[Problem to solve] Return all lines from the listing below in which the string "this" occurs.
== Task inputs ==
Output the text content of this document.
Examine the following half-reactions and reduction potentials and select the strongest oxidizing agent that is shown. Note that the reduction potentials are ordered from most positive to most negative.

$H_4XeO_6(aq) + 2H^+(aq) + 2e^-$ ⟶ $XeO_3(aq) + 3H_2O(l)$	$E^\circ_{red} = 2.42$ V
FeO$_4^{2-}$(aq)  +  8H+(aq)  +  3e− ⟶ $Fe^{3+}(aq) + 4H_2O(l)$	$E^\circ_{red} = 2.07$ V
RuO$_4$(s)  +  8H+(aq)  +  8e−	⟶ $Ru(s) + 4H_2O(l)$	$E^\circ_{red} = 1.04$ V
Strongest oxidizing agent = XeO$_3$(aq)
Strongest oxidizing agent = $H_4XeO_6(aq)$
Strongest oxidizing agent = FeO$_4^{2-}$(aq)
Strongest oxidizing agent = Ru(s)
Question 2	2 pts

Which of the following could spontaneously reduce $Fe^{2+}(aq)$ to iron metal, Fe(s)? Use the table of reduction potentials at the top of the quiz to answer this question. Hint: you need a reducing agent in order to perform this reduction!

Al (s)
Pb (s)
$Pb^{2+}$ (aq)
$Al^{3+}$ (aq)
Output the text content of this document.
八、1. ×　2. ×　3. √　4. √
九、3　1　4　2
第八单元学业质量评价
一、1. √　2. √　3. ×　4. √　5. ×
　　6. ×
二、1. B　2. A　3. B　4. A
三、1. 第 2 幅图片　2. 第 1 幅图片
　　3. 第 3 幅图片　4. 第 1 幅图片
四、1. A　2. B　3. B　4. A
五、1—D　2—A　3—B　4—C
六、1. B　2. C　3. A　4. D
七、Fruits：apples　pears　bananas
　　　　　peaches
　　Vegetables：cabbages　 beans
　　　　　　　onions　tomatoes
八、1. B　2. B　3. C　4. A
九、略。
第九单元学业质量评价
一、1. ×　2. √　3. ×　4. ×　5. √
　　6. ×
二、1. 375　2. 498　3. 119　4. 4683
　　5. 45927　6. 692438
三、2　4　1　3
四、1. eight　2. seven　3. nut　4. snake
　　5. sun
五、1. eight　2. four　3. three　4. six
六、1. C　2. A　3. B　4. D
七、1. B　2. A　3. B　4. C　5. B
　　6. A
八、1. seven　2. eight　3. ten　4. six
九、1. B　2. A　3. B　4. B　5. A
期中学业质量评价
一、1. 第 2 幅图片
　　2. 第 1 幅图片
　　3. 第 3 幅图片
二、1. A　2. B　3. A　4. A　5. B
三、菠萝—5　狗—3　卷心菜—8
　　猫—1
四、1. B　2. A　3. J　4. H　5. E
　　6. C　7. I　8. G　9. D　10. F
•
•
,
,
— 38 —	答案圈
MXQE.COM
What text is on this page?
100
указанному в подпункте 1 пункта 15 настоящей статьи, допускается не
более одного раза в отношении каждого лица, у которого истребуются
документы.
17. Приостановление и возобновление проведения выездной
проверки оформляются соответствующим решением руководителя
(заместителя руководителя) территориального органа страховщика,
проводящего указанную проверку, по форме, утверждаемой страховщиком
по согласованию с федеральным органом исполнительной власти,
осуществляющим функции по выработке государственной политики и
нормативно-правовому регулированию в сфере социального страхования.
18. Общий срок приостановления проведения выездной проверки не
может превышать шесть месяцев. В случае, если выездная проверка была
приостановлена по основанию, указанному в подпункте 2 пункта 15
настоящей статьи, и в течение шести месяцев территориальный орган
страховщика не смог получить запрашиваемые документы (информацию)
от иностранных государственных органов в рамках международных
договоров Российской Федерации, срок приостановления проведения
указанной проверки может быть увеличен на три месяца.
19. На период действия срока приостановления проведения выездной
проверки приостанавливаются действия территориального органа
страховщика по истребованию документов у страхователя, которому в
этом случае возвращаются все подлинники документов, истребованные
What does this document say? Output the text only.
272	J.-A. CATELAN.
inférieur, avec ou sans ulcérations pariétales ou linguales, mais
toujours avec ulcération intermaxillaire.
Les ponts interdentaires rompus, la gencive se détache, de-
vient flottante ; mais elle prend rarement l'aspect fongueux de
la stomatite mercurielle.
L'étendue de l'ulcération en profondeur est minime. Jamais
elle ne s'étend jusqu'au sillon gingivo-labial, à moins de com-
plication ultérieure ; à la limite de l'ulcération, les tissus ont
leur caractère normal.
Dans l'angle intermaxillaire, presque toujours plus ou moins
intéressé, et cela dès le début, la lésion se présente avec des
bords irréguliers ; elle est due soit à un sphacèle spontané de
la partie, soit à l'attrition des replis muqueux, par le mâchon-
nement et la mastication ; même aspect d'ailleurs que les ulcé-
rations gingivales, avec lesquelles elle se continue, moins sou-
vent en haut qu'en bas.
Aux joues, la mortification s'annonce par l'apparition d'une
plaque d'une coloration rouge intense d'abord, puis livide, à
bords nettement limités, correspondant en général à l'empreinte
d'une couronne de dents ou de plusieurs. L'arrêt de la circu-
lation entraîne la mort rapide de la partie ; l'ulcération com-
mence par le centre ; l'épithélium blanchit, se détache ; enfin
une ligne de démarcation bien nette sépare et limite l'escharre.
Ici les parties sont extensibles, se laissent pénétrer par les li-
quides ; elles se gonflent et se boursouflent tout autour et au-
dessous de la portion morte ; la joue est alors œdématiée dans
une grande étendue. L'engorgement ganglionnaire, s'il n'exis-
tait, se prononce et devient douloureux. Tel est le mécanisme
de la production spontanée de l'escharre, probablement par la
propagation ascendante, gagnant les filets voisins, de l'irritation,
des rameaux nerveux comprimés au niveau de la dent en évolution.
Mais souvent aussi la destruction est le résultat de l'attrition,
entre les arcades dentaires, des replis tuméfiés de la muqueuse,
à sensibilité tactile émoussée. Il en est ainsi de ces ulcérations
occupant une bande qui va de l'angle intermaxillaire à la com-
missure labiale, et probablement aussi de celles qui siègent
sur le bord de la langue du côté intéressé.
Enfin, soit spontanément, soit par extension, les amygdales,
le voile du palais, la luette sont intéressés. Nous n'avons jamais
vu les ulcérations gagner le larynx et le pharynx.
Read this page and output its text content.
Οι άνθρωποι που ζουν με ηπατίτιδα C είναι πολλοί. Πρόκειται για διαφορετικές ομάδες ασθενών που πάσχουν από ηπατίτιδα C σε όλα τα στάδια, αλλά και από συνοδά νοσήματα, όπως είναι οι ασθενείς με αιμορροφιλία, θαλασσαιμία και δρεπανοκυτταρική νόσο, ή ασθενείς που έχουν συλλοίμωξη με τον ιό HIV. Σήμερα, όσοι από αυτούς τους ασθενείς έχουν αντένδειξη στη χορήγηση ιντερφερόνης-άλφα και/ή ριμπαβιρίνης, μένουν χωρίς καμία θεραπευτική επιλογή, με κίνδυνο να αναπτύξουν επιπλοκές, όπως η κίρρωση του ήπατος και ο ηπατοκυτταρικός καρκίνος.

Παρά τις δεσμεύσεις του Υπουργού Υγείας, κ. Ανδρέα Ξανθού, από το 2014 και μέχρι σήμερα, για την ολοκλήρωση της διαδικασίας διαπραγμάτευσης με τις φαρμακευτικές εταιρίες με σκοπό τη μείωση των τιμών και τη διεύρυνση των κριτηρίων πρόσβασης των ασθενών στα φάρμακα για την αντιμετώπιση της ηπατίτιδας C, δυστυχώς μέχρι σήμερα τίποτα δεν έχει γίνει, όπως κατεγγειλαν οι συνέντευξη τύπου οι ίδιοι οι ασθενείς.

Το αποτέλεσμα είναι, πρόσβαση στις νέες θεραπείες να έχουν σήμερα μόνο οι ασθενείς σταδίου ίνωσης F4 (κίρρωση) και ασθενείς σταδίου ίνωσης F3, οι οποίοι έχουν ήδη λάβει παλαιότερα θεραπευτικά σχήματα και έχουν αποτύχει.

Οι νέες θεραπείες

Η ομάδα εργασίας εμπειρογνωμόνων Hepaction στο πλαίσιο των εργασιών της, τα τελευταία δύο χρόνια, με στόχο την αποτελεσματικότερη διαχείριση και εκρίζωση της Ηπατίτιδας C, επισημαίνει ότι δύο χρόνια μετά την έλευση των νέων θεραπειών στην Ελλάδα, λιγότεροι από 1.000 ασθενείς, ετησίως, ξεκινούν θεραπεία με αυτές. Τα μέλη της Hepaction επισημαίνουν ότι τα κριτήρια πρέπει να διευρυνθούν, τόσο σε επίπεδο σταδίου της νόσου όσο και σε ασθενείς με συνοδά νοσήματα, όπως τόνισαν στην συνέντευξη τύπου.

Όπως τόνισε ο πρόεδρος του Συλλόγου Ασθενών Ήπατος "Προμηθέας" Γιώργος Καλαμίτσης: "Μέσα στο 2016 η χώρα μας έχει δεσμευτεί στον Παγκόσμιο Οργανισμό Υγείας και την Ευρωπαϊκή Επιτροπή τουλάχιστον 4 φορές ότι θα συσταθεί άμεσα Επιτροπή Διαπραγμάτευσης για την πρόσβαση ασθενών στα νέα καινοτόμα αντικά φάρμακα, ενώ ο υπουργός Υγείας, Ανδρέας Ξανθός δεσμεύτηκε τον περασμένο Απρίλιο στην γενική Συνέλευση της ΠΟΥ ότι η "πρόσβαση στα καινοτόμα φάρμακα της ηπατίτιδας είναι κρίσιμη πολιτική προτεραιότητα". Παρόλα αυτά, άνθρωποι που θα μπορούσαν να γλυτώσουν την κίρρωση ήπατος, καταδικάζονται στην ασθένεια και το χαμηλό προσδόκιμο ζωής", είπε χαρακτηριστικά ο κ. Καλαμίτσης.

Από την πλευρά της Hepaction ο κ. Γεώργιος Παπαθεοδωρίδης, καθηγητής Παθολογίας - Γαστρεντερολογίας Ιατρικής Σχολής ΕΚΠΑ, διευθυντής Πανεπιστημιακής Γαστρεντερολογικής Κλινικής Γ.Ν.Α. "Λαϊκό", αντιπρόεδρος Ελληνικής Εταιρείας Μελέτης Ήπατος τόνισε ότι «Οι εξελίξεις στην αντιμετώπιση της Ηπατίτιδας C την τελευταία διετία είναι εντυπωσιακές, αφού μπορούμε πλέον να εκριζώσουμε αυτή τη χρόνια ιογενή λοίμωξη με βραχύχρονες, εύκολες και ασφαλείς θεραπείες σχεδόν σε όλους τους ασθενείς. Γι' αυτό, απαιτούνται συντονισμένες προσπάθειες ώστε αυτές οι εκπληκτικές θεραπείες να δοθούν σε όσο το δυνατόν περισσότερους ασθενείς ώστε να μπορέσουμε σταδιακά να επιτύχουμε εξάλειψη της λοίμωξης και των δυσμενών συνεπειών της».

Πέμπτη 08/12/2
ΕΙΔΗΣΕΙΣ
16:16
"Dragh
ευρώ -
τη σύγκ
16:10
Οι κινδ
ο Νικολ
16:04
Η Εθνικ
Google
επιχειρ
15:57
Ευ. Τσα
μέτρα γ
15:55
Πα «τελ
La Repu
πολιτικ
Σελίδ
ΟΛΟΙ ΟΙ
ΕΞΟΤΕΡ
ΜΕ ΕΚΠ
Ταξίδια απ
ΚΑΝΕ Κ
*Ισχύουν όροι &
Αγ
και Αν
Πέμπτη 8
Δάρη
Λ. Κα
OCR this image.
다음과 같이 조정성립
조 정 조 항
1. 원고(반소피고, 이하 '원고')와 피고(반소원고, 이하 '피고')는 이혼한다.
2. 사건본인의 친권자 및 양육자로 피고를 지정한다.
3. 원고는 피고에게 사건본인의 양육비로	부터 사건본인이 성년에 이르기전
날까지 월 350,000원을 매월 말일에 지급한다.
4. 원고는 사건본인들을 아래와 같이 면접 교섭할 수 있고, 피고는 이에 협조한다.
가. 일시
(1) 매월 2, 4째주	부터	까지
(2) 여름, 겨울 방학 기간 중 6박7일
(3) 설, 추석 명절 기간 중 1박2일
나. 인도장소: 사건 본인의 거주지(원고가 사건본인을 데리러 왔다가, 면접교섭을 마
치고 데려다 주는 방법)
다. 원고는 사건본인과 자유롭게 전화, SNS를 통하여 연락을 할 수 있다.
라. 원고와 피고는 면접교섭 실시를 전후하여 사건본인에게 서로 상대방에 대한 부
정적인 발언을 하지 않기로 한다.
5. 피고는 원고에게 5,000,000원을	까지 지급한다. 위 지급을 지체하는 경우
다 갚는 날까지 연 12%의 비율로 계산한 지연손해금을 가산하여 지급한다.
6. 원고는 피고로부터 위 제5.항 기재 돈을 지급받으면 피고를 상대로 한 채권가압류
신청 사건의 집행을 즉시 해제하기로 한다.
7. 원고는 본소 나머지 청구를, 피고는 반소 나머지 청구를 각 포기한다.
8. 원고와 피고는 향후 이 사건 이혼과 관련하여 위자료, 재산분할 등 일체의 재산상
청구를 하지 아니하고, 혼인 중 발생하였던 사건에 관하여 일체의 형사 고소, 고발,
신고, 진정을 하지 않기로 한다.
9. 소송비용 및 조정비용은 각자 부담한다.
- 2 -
===
[Complete answer]
Output the text content of this document.
Which of the following could spontaneously reduce $Fe^{2+}(aq)$ to iron metal, Fe(s)? Use the table of reduction potentials at the top of the quiz to answer this question. Hint: you need a reducing agent in order to perform this reduction!
Output the text content of this document.
What text is on this page?
What does this document say? Output the text only.
Read this page and output its text content.
OCR this image.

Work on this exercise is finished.